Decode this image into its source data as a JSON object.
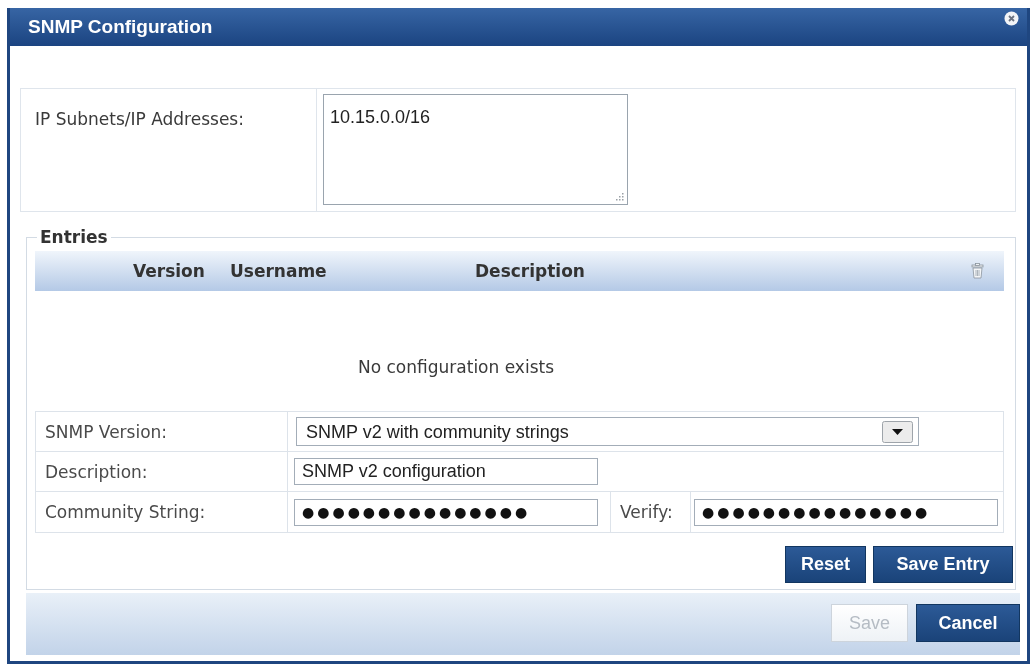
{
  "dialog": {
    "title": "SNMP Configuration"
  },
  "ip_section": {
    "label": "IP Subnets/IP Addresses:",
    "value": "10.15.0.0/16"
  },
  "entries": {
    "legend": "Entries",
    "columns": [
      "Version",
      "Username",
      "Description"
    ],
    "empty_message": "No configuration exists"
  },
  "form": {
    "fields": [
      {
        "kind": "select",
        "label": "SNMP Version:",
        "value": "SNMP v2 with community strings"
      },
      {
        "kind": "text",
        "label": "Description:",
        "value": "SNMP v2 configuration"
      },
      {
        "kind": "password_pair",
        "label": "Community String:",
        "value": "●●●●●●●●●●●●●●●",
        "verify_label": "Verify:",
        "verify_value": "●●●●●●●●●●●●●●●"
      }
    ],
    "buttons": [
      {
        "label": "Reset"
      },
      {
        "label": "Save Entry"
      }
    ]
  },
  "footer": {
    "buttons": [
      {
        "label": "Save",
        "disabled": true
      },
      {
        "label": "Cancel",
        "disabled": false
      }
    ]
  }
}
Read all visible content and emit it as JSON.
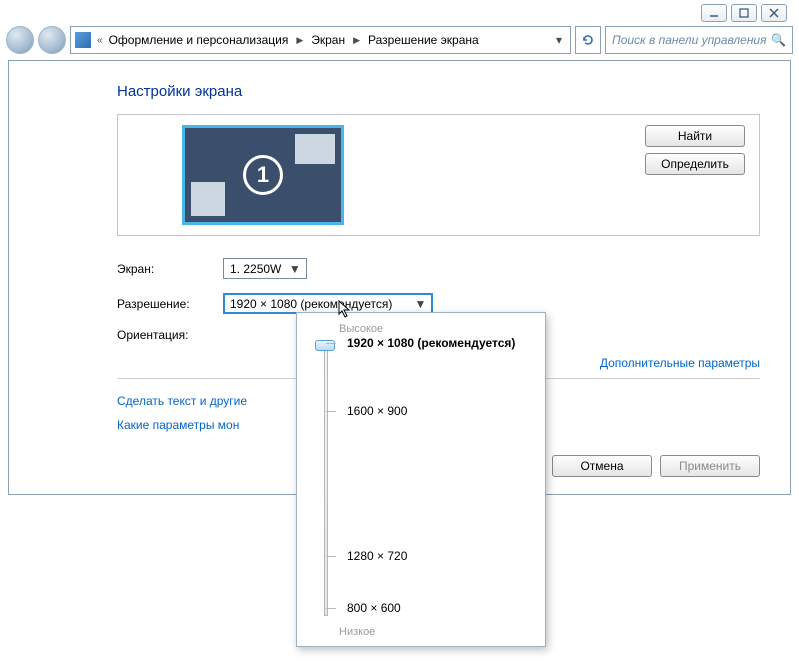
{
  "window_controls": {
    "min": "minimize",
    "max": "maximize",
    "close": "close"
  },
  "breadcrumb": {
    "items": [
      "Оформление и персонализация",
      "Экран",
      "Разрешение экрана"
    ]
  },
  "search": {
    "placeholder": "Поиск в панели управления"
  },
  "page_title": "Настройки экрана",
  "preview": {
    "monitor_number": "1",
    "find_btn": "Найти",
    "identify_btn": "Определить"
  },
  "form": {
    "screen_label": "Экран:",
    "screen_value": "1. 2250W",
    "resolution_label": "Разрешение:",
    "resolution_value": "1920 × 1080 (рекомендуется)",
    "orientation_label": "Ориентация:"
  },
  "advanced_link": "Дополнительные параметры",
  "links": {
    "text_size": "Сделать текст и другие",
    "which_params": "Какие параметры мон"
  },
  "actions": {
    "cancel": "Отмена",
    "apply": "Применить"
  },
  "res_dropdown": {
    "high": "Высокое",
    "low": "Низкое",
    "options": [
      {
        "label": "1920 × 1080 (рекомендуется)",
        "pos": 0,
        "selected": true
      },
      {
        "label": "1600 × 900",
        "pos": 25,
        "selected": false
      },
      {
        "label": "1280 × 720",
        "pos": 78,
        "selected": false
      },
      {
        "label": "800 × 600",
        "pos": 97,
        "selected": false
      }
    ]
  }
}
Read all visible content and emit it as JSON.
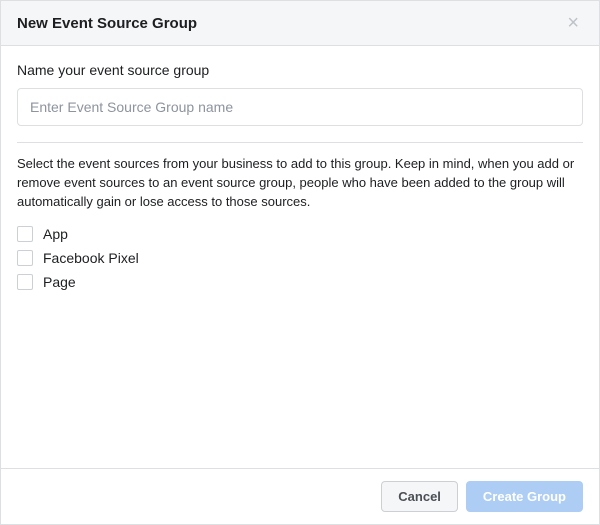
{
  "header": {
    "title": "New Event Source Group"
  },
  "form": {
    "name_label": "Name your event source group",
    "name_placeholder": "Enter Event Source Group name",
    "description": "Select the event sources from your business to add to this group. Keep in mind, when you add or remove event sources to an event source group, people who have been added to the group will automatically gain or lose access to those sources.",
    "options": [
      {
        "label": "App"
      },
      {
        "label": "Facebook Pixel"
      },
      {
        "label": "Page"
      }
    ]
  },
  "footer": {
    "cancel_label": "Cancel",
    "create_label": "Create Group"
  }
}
▬▬▬
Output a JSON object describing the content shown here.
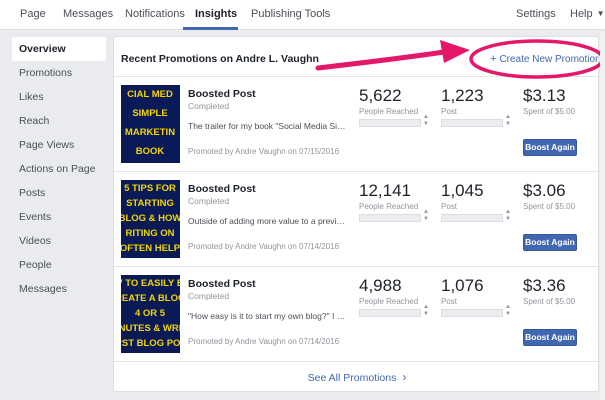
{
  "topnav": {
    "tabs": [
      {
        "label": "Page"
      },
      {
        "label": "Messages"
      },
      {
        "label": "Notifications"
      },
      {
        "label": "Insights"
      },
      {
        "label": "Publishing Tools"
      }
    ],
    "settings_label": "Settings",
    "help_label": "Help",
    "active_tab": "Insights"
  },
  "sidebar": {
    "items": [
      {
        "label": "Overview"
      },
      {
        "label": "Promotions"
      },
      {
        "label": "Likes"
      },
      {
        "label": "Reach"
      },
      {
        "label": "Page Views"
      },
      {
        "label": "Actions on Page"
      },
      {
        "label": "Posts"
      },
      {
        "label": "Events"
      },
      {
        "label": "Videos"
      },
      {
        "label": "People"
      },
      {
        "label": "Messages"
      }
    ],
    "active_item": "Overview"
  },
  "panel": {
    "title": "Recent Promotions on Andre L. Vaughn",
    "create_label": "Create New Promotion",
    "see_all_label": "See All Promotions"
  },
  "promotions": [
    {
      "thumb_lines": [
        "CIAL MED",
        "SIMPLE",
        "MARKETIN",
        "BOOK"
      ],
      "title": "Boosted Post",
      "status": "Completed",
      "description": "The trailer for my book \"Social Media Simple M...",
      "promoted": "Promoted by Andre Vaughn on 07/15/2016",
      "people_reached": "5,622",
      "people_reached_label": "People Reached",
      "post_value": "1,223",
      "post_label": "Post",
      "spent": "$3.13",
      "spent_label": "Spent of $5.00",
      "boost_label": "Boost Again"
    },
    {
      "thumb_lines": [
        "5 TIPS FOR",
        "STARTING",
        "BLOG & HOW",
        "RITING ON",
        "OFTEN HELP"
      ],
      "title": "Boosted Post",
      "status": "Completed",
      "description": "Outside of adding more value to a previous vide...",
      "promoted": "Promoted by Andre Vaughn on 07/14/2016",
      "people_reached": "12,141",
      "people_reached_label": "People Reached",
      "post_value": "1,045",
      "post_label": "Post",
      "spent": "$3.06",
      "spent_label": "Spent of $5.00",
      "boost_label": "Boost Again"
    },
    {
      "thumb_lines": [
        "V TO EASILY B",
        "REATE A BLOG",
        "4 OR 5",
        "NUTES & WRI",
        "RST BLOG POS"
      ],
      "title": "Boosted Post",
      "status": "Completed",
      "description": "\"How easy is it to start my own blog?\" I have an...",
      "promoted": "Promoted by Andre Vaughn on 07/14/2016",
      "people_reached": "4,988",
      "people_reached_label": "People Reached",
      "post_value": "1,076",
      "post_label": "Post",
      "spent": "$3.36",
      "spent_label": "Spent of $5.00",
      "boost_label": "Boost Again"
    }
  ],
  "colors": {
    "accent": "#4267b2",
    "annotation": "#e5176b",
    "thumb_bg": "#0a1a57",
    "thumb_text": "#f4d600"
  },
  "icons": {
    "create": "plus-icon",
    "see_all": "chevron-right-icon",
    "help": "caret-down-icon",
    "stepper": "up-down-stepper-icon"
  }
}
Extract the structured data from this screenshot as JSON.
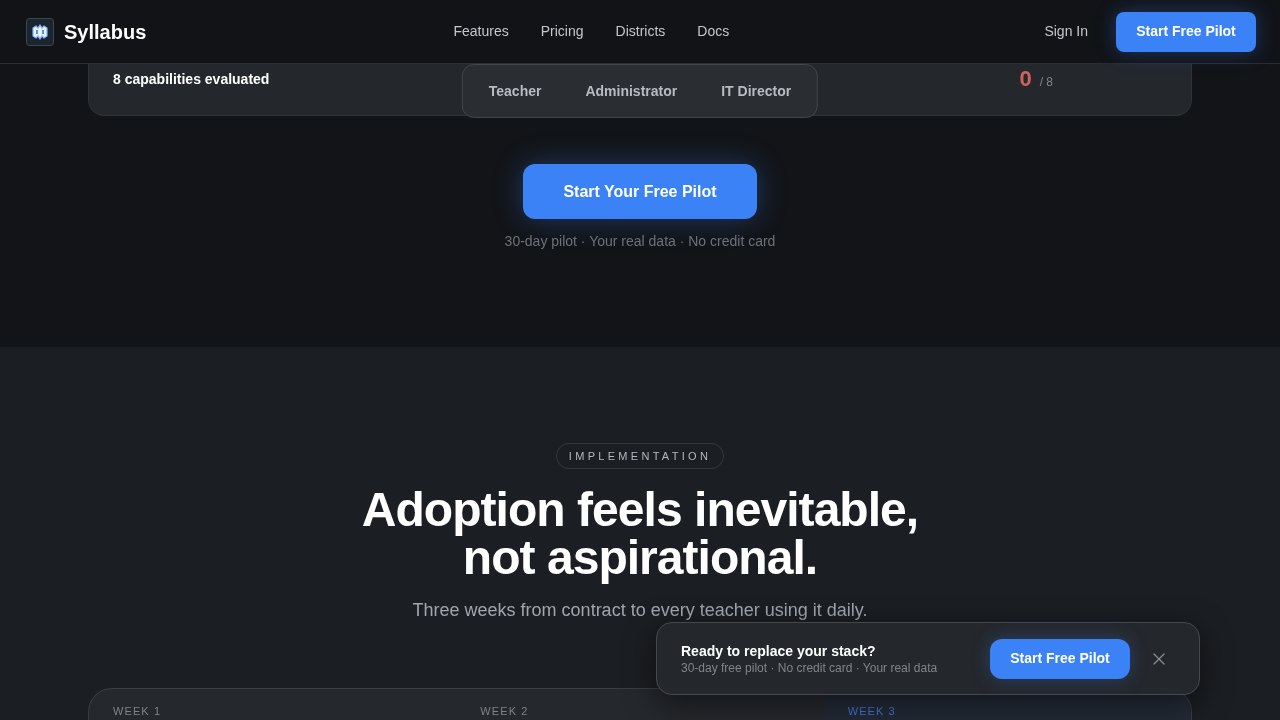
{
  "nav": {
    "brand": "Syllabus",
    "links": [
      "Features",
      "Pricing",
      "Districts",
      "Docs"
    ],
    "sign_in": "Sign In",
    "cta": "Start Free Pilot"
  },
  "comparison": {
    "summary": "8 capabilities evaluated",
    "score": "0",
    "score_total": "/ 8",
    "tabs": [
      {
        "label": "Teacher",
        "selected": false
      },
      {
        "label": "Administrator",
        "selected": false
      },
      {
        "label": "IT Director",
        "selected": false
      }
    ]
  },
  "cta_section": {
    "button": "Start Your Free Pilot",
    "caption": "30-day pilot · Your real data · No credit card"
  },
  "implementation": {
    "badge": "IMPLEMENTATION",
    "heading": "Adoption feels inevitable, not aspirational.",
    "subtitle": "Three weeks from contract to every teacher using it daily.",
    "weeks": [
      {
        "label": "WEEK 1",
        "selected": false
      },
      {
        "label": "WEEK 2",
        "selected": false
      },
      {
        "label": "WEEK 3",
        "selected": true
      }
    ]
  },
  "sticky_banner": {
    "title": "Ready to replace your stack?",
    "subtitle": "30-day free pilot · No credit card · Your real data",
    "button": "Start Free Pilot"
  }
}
▬▬▬
### Instructions for the task
Count the lines above that contain the word "from". Give only the number.

### Written solution
3